-- Aim --
Work through the listing below and count the lines that hold "Contract". Answer with the number alone.

*** Provided records ***

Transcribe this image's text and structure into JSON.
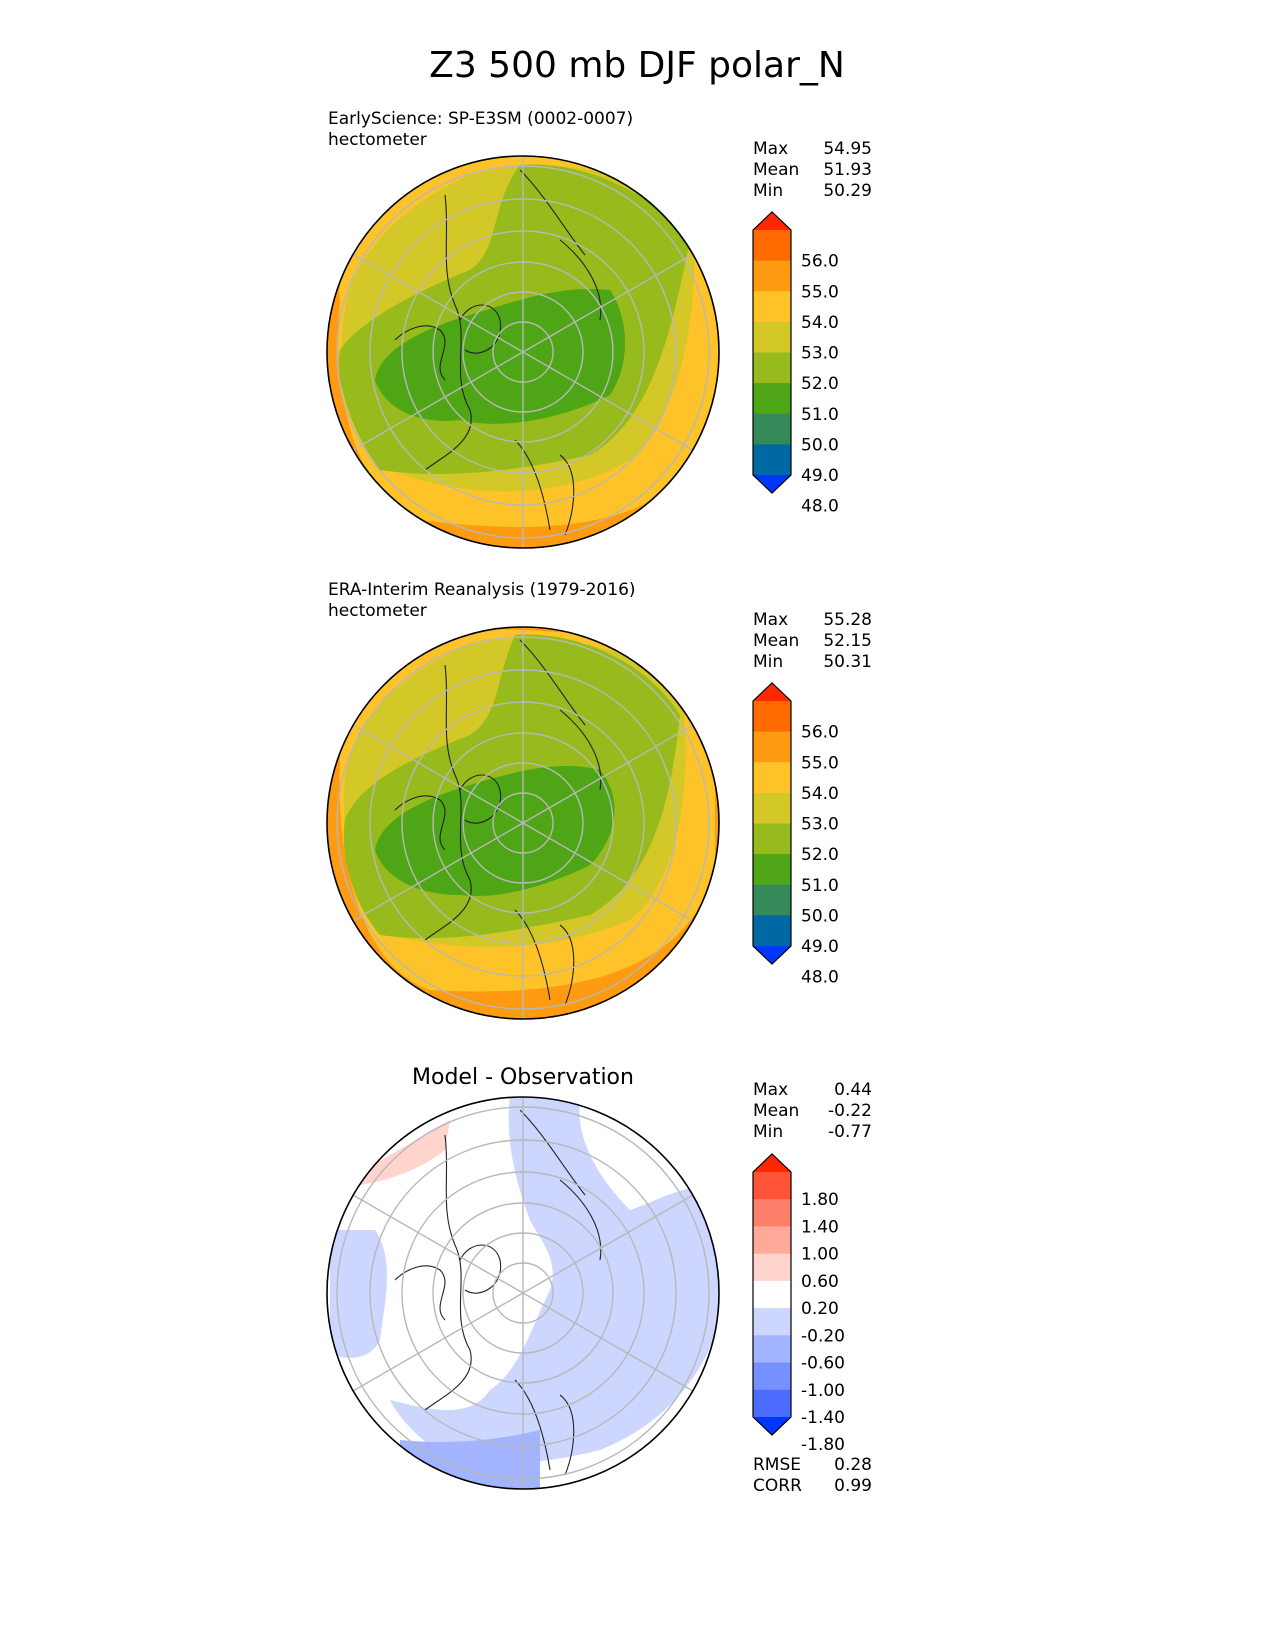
{
  "figure": {
    "title": "Z3 500 mb DJF polar_N"
  },
  "chart_data": [
    {
      "type": "heatmap",
      "projection": "north-polar-stereographic",
      "title_line1": "EarlyScience: SP-E3SM (0002-0007)",
      "title_line2": "hectometer",
      "stats": [
        {
          "label": "Max",
          "value": "54.95"
        },
        {
          "label": "Mean",
          "value": "51.93"
        },
        {
          "label": "Min",
          "value": "50.29"
        }
      ],
      "colorbar": {
        "ticks": [
          "56.0",
          "55.0",
          "54.0",
          "53.0",
          "52.0",
          "51.0",
          "50.0",
          "49.0",
          "48.0"
        ],
        "colors": [
          "#ff2800",
          "#ff6a00",
          "#ff9b10",
          "#fdc328",
          "#d4c828",
          "#97bb1c",
          "#4ea515",
          "#368a5a",
          "#0068a2",
          "#0036ff"
        ],
        "extend": "both"
      },
      "field_levels": [
        "54.0",
        "53.0",
        "52.0",
        "51.0"
      ],
      "grid": true
    },
    {
      "type": "heatmap",
      "projection": "north-polar-stereographic",
      "title_line1": "ERA-Interim Reanalysis (1979-2016)",
      "title_line2": "hectometer",
      "stats": [
        {
          "label": "Max",
          "value": "55.28"
        },
        {
          "label": "Mean",
          "value": "52.15"
        },
        {
          "label": "Min",
          "value": "50.31"
        }
      ],
      "colorbar": {
        "ticks": [
          "56.0",
          "55.0",
          "54.0",
          "53.0",
          "52.0",
          "51.0",
          "50.0",
          "49.0",
          "48.0"
        ],
        "colors": [
          "#ff2800",
          "#ff6a00",
          "#ff9b10",
          "#fdc328",
          "#d4c828",
          "#97bb1c",
          "#4ea515",
          "#368a5a",
          "#0068a2",
          "#0036ff"
        ],
        "extend": "both"
      },
      "field_levels": [
        "54.0",
        "53.0",
        "52.0",
        "51.0"
      ],
      "grid": true
    },
    {
      "type": "heatmap",
      "projection": "north-polar-stereographic",
      "title": "Model - Observation",
      "stats": [
        {
          "label": "Max",
          "value": "0.44"
        },
        {
          "label": "Mean",
          "value": "-0.22"
        },
        {
          "label": "Min",
          "value": "-0.77"
        }
      ],
      "colorbar": {
        "ticks": [
          "1.80",
          "1.40",
          "1.00",
          "0.60",
          "0.20",
          "-0.20",
          "-0.60",
          "-1.00",
          "-1.40",
          "-1.80"
        ],
        "colors": [
          "#ff2800",
          "#ff5438",
          "#ff806a",
          "#ffaa98",
          "#ffd4cc",
          "#ffffff",
          "#ccd6ff",
          "#a2b3ff",
          "#7790ff",
          "#4c6cff",
          "#0036ff"
        ],
        "extend": "both"
      },
      "metrics": [
        {
          "label": "RMSE",
          "value": "0.28"
        },
        {
          "label": "CORR",
          "value": "0.99"
        }
      ],
      "grid": true
    }
  ]
}
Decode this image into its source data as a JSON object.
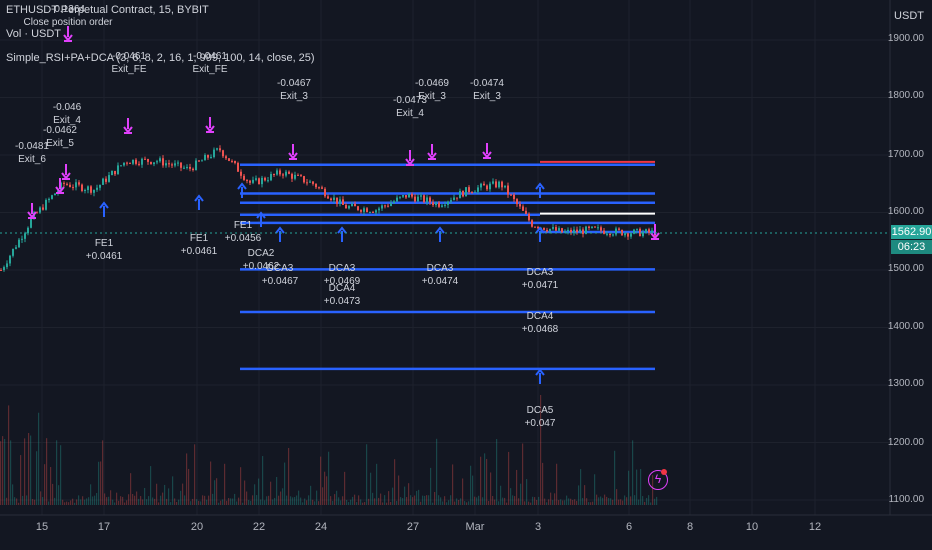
{
  "legend": {
    "symbol_line": "ETHUSDT Perpetual Contract, 15, BYBIT",
    "volume_line": "Vol · USDT",
    "indicator_line": "Simple_RSI+PA+DCA (3, 6, 8, 2, 16, 1, 999, 100, 14, close, 25)"
  },
  "price_axis": {
    "title": "USDT",
    "ticks": [
      "1700.00",
      "1600.00",
      "1500.00",
      "1400.00",
      "1300.00",
      "1200.00",
      "1100.00",
      "1900.00",
      "1800.00"
    ],
    "last_price": "1562.90",
    "countdown": "06:23"
  },
  "time_axis": {
    "ticks": [
      "15",
      "17",
      "20",
      "22",
      "24",
      "27",
      "Mar",
      "3",
      "6",
      "8",
      "10",
      "12"
    ]
  },
  "annotations": [
    {
      "text": "-0.1364"
    },
    {
      "text": "Close position order"
    },
    {
      "text": "-0.0461"
    },
    {
      "text": "Exit_FE"
    },
    {
      "text": "-0.0461"
    },
    {
      "text": "Exit_FE"
    },
    {
      "text": "-0.046"
    },
    {
      "text": "Exit_4"
    },
    {
      "text": "-0.0481"
    },
    {
      "text": "Exit_6"
    },
    {
      "text": "-0.0462"
    },
    {
      "text": "Exit_5"
    },
    {
      "text": "-0.0467"
    },
    {
      "text": "Exit_3"
    },
    {
      "text": "-0.0469"
    },
    {
      "text": "Exit_3"
    },
    {
      "text": "-0.0473"
    },
    {
      "text": "Exit_4"
    },
    {
      "text": "-0.0474"
    },
    {
      "text": "Exit_3"
    },
    {
      "text": "FE1"
    },
    {
      "text": "+0.0461"
    },
    {
      "text": "FE1"
    },
    {
      "text": "+0.0461"
    },
    {
      "text": "FE1"
    },
    {
      "text": "+0.0456"
    },
    {
      "text": "DCA2"
    },
    {
      "text": "+0.0462"
    },
    {
      "text": "DCA3"
    },
    {
      "text": "+0.0467"
    },
    {
      "text": "DCA3"
    },
    {
      "text": "+0.0469"
    },
    {
      "text": "DCA4"
    },
    {
      "text": "+0.0473"
    },
    {
      "text": "DCA3"
    },
    {
      "text": "+0.0474"
    },
    {
      "text": "DCA3"
    },
    {
      "text": "+0.0471"
    },
    {
      "text": "DCA4"
    },
    {
      "text": "+0.0468"
    },
    {
      "text": "DCA5"
    },
    {
      "text": "+0.047"
    }
  ],
  "colors": {
    "background": "#131722",
    "up": "#26a69a",
    "down": "#ef5350",
    "entry_arrow": "#2962ff",
    "exit_arrow": "#e040fb",
    "level_line": "#2962ff",
    "target_line": "#f23645"
  },
  "chart_data": {
    "type": "candlestick",
    "symbol": "ETHUSDT Perpetual Contract",
    "interval": "15",
    "exchange": "BYBIT",
    "y_unit": "USDT",
    "ylim": [
      1100,
      1900
    ],
    "last_price": 1562.9,
    "close_path": {
      "x_dates": [
        "Feb 14",
        "Feb 15",
        "Feb 16",
        "Feb 17",
        "Feb 18",
        "Feb 19",
        "Feb 20",
        "Feb 21",
        "Feb 22",
        "Feb 23",
        "Feb 24",
        "Feb 25",
        "Feb 26",
        "Feb 27",
        "Feb 28",
        "Mar 1",
        "Mar 2",
        "Mar 3",
        "Mar 4",
        "Mar 5",
        "Mar 6",
        "Mar 7"
      ],
      "values": [
        1500,
        1590,
        1650,
        1640,
        1690,
        1690,
        1675,
        1710,
        1650,
        1670,
        1650,
        1610,
        1605,
        1630,
        1615,
        1640,
        1650,
        1580,
        1565,
        1570,
        1565,
        1565
      ]
    },
    "horizontal_levels": [
      1683,
      1683,
      1633,
      1617,
      1596,
      1582,
      1501,
      1427,
      1328
    ],
    "target_level": 1688
  }
}
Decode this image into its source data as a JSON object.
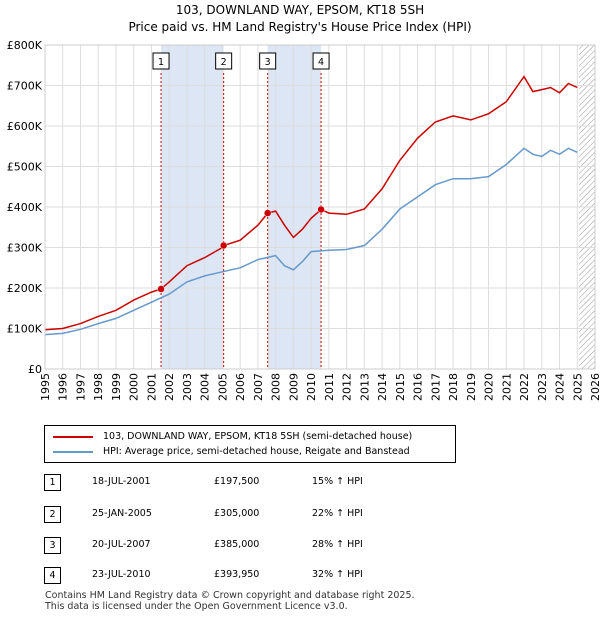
{
  "title_line1": "103, DOWNLAND WAY, EPSOM, KT18 5SH",
  "title_line2": "Price paid vs. HM Land Registry's House Price Index (HPI)",
  "colors": {
    "property": "#cc0000",
    "hpi": "#6699cc",
    "shade": "#dde6f5",
    "grid": "#dddddd"
  },
  "legend": [
    {
      "label": "103, DOWNLAND WAY, EPSOM, KT18 5SH (semi-detached house)",
      "color": "#cc0000"
    },
    {
      "label": "HPI: Average price, semi-detached house, Reigate and Banstead",
      "color": "#6699cc"
    }
  ],
  "transactions": [
    {
      "num": "1",
      "date": "18-JUL-2001",
      "price": "£197,500",
      "hpi": "15% ↑ HPI"
    },
    {
      "num": "2",
      "date": "25-JAN-2005",
      "price": "£305,000",
      "hpi": "22% ↑ HPI"
    },
    {
      "num": "3",
      "date": "20-JUL-2007",
      "price": "£385,000",
      "hpi": "28% ↑ HPI"
    },
    {
      "num": "4",
      "date": "23-JUL-2010",
      "price": "£393,950",
      "hpi": "32% ↑ HPI"
    }
  ],
  "footer_line1": "Contains HM Land Registry data © Crown copyright and database right 2025.",
  "footer_line2": "This data is licensed under the Open Government Licence v3.0.",
  "chart_data": {
    "type": "line",
    "title": "103, DOWNLAND WAY, EPSOM, KT18 5SH",
    "subtitle": "Price paid vs. HM Land Registry's House Price Index (HPI)",
    "xlim": [
      1995,
      2026
    ],
    "ylim": [
      0,
      800000
    ],
    "x_ticks": [
      "1995",
      "1996",
      "1997",
      "1998",
      "1999",
      "2000",
      "2001",
      "2002",
      "2003",
      "2004",
      "2005",
      "2006",
      "2007",
      "2008",
      "2009",
      "2010",
      "2011",
      "2012",
      "2013",
      "2014",
      "2015",
      "2016",
      "2017",
      "2018",
      "2019",
      "2020",
      "2021",
      "2022",
      "2023",
      "2024",
      "2025",
      "2026"
    ],
    "y_ticks": [
      {
        "value": 0,
        "label": "£0"
      },
      {
        "value": 100000,
        "label": "£100K"
      },
      {
        "value": 200000,
        "label": "£200K"
      },
      {
        "value": 300000,
        "label": "£300K"
      },
      {
        "value": 400000,
        "label": "£400K"
      },
      {
        "value": 500000,
        "label": "£500K"
      },
      {
        "value": 600000,
        "label": "£600K"
      },
      {
        "value": 700000,
        "label": "£700K"
      },
      {
        "value": 800000,
        "label": "£800K"
      }
    ],
    "grid": true,
    "shaded_ranges": [
      [
        2001.54,
        2005.07
      ],
      [
        2007.55,
        2010.56
      ]
    ],
    "hatched_from": 2025.1,
    "sales": [
      {
        "label": "1",
        "x": 2001.54,
        "y": 197500
      },
      {
        "label": "2",
        "x": 2005.07,
        "y": 305000
      },
      {
        "label": "3",
        "x": 2007.55,
        "y": 385000
      },
      {
        "label": "4",
        "x": 2010.56,
        "y": 393950
      }
    ],
    "series": [
      {
        "name": "103, DOWNLAND WAY, EPSOM, KT18 5SH (semi-detached house)",
        "color": "#cc0000",
        "x": [
          1995,
          1996,
          1997,
          1998,
          1999,
          2000,
          2001,
          2001.54,
          2002,
          2003,
          2004,
          2005,
          2005.07,
          2006,
          2007,
          2007.55,
          2008,
          2008.5,
          2009,
          2009.5,
          2010,
          2010.56,
          2011,
          2012,
          2013,
          2014,
          2015,
          2016,
          2017,
          2018,
          2019,
          2020,
          2021,
          2022,
          2022.5,
          2023,
          2023.5,
          2024,
          2024.5,
          2025
        ],
        "y": [
          97000,
          100000,
          112000,
          130000,
          145000,
          170000,
          190000,
          197500,
          215000,
          255000,
          275000,
          300000,
          305000,
          318000,
          355000,
          385000,
          390000,
          355000,
          325000,
          345000,
          372000,
          393950,
          385000,
          382000,
          395000,
          445000,
          515000,
          570000,
          610000,
          625000,
          615000,
          630000,
          660000,
          722000,
          685000,
          690000,
          695000,
          682000,
          705000,
          695000
        ]
      },
      {
        "name": "HPI: Average price, semi-detached house, Reigate and Banstead",
        "color": "#6699cc",
        "x": [
          1995,
          1996,
          1997,
          1998,
          1999,
          2000,
          2001,
          2002,
          2003,
          2004,
          2005,
          2006,
          2007,
          2008,
          2008.5,
          2009,
          2009.5,
          2010,
          2011,
          2012,
          2013,
          2014,
          2015,
          2016,
          2017,
          2018,
          2019,
          2020,
          2021,
          2022,
          2022.5,
          2023,
          2023.5,
          2024,
          2024.5,
          2025
        ],
        "y": [
          85000,
          88000,
          98000,
          112000,
          125000,
          145000,
          165000,
          185000,
          215000,
          230000,
          240000,
          250000,
          270000,
          280000,
          255000,
          245000,
          265000,
          290000,
          293000,
          295000,
          305000,
          345000,
          395000,
          425000,
          455000,
          470000,
          470000,
          475000,
          505000,
          545000,
          530000,
          525000,
          540000,
          530000,
          545000,
          535000
        ]
      }
    ]
  }
}
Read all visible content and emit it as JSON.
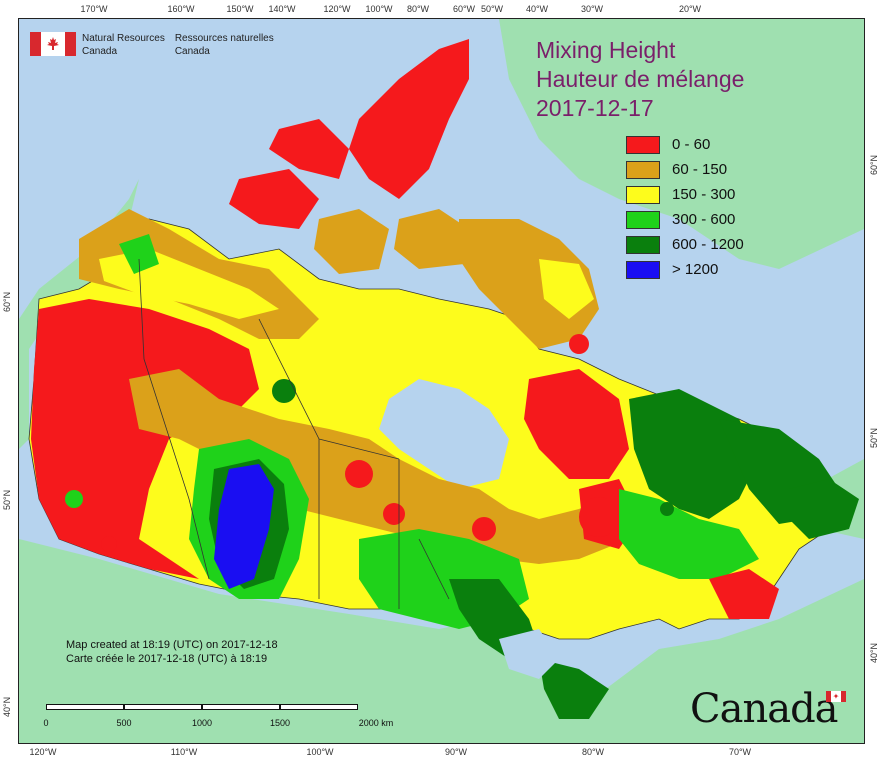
{
  "title": {
    "line1": "Mixing Height",
    "line2": "Hauteur de mélange",
    "date": "2017-12-17"
  },
  "legend": [
    {
      "label": "0 - 60",
      "color": "#f5191c"
    },
    {
      "label": "60 - 150",
      "color": "#dba11a"
    },
    {
      "label": "150 - 300",
      "color": "#fdfc1c"
    },
    {
      "label": "300 - 600",
      "color": "#1fd21a"
    },
    {
      "label": "600 - 1200",
      "color": "#0a7f0d"
    },
    {
      "label": "> 1200",
      "color": "#1a0ef2"
    }
  ],
  "agency": {
    "en_line1": "Natural Resources",
    "en_line2": "Canada",
    "fr_line1": "Ressources naturelles",
    "fr_line2": "Canada"
  },
  "credits": {
    "line1": "Map created at 18:19 (UTC) on 2017-12-18",
    "line2": "Carte créée le 2017-12-18 (UTC) à 18:19"
  },
  "scalebar": {
    "labels": [
      "0",
      "500",
      "1000",
      "1500",
      "2000 km"
    ]
  },
  "wordmark": "Canada",
  "graticule": {
    "top": [
      "170°W",
      "160°W",
      "150°W",
      "140°W",
      "120°W",
      "100°W",
      "80°W",
      "60°W",
      "50°W",
      "40°W",
      "30°W",
      "20°W"
    ],
    "bottom": [
      "120°W",
      "110°W",
      "100°W",
      "90°W",
      "80°W",
      "70°W"
    ],
    "left": [
      "60°N",
      "50°N",
      "40°N"
    ],
    "right": [
      "60°N",
      "50°N",
      "40°N"
    ]
  },
  "colors": {
    "ocean": "#b6d3ee",
    "foreign_land": "#9fe0b0",
    "border": "#333333"
  }
}
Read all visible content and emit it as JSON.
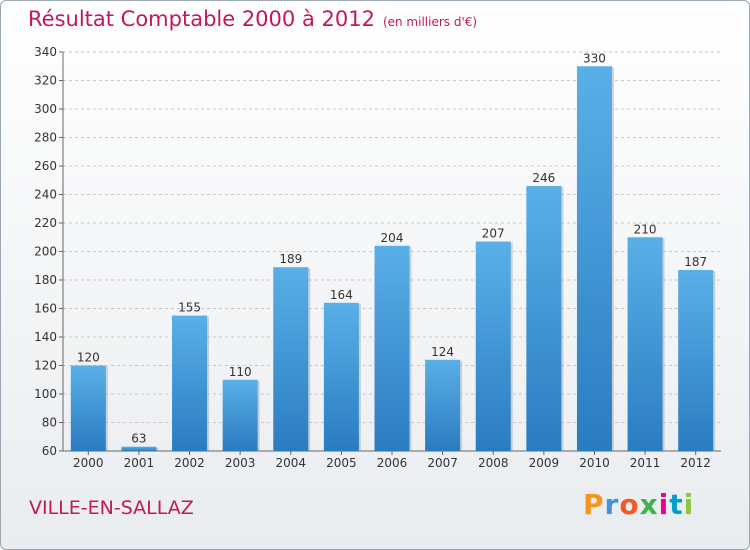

***

-- Written solution --
2